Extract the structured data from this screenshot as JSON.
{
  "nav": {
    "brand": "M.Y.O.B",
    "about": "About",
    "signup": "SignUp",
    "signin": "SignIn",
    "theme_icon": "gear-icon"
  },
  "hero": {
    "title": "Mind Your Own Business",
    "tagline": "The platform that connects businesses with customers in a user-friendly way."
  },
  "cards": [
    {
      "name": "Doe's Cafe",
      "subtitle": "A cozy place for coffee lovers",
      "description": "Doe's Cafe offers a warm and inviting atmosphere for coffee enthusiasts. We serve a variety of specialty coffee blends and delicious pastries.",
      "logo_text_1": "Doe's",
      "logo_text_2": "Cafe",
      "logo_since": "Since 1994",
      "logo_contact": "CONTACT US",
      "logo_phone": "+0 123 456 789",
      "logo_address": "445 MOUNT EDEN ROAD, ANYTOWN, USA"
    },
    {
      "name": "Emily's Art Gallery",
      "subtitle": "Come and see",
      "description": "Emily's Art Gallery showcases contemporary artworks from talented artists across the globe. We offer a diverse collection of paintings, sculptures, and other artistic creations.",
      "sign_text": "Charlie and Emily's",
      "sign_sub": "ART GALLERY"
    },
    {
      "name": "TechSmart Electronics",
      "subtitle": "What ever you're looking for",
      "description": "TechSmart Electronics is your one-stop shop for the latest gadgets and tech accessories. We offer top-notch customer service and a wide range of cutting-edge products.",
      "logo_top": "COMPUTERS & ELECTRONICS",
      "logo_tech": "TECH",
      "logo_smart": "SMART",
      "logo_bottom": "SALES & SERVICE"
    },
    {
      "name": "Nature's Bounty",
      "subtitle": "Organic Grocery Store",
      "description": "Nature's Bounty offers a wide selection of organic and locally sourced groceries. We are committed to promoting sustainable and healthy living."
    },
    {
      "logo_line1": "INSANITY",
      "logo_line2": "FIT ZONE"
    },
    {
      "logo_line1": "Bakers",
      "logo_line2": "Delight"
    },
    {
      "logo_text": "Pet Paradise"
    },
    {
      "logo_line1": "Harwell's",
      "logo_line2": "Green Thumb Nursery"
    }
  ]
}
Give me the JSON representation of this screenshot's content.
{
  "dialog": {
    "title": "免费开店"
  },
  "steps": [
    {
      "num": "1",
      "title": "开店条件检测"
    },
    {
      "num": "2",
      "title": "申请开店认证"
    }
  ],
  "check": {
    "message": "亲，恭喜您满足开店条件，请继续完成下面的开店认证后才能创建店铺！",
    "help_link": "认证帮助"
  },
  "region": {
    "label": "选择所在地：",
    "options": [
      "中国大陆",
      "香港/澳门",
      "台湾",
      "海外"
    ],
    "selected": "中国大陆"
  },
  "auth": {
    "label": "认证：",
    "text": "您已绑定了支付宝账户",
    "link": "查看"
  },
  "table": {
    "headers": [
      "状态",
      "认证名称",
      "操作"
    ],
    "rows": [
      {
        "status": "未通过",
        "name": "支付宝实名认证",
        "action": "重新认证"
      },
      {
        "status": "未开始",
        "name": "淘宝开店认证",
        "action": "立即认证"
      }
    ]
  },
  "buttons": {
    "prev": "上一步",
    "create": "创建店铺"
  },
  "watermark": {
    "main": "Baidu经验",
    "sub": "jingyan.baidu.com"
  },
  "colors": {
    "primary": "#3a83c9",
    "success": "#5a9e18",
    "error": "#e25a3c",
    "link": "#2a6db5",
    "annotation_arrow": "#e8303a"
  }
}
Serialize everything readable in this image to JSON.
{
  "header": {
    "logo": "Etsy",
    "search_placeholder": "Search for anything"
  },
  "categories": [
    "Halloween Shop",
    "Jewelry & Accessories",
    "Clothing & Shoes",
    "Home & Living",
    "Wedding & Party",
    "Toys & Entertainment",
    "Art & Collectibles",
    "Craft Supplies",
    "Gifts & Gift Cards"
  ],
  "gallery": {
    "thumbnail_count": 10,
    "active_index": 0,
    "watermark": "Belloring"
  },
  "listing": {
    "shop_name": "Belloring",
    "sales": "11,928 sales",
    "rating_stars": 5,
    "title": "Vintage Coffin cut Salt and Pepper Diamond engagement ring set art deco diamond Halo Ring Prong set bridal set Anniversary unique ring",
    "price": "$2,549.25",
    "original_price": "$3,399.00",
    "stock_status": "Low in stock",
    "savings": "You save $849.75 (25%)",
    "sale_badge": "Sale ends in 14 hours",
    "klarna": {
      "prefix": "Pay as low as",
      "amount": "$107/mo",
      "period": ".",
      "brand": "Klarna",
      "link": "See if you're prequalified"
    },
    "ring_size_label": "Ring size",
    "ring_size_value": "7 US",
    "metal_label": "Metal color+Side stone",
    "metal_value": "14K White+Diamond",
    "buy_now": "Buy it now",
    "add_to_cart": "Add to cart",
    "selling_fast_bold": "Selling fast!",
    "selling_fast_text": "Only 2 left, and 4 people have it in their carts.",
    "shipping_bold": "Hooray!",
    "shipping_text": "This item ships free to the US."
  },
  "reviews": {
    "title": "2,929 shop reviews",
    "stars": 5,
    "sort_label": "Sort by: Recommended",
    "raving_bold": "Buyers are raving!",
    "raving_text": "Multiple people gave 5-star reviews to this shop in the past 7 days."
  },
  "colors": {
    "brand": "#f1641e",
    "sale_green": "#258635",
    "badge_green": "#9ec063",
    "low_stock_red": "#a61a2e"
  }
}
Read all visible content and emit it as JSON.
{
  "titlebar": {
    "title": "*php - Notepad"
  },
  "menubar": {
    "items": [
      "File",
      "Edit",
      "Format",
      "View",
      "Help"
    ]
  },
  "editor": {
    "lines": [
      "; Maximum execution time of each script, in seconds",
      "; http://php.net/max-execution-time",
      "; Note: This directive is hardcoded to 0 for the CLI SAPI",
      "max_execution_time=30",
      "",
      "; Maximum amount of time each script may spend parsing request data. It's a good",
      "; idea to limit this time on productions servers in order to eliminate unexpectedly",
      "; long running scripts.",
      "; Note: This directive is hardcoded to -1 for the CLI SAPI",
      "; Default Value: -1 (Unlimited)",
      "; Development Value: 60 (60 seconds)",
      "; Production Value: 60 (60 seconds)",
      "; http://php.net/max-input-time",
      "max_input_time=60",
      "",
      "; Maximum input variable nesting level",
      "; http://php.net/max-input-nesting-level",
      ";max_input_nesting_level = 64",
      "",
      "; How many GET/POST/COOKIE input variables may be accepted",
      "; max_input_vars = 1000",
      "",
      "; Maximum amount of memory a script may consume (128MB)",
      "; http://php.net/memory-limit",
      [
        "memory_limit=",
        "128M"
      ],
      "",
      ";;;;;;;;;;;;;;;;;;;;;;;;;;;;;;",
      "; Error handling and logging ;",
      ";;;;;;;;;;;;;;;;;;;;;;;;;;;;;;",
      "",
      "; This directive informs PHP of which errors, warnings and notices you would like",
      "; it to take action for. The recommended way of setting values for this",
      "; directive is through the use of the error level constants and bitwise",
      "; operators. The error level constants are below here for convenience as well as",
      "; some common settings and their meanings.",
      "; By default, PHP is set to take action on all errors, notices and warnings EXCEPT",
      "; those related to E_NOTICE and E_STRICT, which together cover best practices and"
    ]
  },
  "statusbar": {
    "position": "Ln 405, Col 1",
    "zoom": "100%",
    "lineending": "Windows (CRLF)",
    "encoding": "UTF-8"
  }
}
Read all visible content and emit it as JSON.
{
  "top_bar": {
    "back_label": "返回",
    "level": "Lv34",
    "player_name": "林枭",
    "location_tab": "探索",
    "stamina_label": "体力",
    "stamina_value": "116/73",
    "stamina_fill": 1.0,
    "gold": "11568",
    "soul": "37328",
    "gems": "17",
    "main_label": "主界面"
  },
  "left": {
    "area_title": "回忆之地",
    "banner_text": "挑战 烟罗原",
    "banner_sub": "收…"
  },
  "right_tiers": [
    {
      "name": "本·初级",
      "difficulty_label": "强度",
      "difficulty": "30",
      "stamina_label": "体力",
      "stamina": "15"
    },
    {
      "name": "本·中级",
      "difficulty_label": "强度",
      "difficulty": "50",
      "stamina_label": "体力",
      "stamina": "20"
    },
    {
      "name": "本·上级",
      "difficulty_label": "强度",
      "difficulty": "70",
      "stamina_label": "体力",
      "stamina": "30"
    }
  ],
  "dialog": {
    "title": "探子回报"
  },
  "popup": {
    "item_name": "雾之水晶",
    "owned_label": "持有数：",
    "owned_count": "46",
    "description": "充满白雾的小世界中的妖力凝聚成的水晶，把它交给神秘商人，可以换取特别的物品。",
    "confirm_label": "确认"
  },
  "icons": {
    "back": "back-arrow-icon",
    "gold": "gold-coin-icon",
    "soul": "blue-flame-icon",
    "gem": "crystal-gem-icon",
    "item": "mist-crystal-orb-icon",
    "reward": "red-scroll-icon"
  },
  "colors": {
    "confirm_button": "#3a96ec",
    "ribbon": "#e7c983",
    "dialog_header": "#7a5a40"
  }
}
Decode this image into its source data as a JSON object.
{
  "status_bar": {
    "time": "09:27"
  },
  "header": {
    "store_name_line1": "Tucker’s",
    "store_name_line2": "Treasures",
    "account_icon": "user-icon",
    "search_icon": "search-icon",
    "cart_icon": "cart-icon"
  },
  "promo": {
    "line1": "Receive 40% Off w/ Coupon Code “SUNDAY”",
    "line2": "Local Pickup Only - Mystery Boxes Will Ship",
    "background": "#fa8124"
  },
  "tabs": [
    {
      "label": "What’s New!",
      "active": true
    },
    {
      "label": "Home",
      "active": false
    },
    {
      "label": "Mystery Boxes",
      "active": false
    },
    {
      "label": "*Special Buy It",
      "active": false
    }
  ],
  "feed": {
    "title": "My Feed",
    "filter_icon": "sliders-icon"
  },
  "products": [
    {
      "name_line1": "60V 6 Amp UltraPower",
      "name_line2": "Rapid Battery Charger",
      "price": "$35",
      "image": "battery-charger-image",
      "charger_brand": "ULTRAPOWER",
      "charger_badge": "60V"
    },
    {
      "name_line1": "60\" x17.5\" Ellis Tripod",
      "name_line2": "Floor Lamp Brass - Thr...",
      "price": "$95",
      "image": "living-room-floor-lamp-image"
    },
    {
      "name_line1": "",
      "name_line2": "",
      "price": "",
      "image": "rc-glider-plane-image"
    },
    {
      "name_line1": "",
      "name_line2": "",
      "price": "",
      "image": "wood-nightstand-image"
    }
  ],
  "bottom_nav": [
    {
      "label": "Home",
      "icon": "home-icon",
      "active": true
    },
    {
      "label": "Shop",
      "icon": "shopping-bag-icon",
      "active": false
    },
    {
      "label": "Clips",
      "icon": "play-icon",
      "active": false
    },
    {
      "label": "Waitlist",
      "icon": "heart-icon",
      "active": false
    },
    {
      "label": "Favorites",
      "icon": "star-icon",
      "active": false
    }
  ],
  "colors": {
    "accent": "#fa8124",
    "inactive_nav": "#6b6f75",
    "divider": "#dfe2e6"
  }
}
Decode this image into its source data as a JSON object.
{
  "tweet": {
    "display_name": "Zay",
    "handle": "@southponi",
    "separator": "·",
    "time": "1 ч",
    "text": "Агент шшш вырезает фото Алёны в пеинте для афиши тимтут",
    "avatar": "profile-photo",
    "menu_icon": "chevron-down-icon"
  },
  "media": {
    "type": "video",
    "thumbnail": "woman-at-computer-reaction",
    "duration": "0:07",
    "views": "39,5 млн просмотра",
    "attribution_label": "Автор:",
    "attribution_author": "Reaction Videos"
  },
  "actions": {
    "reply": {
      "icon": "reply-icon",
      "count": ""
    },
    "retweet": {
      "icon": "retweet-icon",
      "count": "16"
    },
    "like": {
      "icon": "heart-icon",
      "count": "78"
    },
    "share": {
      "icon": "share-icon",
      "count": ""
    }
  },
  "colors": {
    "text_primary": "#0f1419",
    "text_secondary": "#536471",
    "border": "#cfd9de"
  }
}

# PROBLEM
Pick out every line above that contains the word "subtitle" and copy it.

# CORRECT ANSWER
      "subtitle": "A cozy place for coffee lovers",
      "subtitle": "Come and see",
      "subtitle": "What ever you're looking for",
      "subtitle": "Organic Grocery Store",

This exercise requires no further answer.